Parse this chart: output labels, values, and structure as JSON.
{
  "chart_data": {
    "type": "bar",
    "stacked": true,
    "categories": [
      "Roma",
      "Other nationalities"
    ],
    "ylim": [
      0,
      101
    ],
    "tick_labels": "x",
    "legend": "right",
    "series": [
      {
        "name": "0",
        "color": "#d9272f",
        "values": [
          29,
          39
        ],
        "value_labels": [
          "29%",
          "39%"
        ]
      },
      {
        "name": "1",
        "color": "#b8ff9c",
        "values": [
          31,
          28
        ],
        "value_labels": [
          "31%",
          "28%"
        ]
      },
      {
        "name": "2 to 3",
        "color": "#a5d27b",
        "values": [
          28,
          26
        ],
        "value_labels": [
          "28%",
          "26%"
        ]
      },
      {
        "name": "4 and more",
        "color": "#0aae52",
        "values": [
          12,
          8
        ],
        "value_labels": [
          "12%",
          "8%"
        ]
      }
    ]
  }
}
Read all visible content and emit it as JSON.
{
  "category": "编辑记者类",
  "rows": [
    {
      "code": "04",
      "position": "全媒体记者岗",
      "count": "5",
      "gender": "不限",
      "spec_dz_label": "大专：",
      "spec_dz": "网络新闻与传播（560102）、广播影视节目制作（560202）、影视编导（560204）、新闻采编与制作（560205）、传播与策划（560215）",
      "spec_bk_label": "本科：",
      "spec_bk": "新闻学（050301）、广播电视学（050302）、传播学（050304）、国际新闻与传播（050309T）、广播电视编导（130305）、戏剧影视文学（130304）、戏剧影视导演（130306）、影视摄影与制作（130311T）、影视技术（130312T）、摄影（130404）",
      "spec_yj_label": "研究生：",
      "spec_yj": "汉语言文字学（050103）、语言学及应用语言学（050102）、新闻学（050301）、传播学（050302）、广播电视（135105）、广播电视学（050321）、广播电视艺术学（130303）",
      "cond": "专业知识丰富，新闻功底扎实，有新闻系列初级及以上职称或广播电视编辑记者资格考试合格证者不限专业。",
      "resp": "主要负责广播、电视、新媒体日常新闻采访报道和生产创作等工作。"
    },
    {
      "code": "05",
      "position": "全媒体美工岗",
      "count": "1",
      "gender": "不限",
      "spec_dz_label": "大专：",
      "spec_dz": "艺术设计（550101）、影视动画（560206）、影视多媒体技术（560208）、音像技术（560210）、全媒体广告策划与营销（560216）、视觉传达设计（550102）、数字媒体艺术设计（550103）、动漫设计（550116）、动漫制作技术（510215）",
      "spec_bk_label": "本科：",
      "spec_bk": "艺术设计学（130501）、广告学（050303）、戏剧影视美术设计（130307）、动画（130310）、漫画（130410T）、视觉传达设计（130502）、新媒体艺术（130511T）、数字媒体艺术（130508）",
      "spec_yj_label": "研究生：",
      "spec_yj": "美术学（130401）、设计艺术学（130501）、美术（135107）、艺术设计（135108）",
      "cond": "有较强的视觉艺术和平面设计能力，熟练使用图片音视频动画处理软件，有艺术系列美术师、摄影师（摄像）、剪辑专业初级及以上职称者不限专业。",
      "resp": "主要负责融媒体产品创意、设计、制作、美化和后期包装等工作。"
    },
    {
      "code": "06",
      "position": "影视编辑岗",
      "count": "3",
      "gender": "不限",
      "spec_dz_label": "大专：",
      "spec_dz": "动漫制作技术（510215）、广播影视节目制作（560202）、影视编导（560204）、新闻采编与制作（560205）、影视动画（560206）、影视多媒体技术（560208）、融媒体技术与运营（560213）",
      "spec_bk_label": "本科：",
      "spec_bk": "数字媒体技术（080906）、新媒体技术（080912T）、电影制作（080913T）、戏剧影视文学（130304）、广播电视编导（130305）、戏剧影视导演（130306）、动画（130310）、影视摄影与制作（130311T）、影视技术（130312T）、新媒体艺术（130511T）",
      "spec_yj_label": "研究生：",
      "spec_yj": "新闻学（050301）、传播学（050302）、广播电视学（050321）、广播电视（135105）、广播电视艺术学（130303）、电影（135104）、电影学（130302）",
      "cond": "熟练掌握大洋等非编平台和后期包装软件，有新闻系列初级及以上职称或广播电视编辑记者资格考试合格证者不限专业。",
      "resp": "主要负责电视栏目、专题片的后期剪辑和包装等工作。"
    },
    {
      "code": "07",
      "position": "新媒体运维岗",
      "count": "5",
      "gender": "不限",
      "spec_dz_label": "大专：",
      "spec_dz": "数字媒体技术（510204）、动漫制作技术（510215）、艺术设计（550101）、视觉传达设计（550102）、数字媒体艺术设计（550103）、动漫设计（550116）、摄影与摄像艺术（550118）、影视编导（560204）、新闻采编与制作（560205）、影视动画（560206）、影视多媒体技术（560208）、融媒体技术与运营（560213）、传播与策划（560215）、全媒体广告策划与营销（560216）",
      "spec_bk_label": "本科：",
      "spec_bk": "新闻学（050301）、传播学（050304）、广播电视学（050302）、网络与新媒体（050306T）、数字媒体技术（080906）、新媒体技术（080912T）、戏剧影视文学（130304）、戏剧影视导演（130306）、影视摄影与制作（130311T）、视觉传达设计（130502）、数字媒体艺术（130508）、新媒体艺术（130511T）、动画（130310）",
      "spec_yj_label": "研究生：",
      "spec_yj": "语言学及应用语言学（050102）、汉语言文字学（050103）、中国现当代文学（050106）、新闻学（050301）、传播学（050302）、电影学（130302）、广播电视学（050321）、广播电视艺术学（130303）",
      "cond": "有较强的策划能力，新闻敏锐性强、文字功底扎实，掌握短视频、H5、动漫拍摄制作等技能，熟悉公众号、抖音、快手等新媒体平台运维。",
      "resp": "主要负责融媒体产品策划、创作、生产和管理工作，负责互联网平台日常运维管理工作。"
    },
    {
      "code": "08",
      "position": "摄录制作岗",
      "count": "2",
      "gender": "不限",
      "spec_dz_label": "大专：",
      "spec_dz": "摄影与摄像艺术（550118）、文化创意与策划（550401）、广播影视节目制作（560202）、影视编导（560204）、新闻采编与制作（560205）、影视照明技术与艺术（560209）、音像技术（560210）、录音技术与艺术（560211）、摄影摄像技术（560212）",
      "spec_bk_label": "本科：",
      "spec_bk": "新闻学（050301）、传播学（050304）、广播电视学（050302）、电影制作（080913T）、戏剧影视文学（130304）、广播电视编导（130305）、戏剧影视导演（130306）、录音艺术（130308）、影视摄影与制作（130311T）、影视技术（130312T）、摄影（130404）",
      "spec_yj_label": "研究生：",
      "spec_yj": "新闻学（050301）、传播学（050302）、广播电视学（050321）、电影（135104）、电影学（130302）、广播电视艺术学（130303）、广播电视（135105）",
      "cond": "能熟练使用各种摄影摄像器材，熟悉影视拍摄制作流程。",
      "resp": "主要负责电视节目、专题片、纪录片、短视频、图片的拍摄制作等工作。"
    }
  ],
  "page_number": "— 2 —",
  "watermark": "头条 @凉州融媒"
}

**REQUEST**. How many lines of these entries hold the string "数字媒体技术"? Answer with the number alone.

**ANSWER FOR THIS EXERCISE**. 3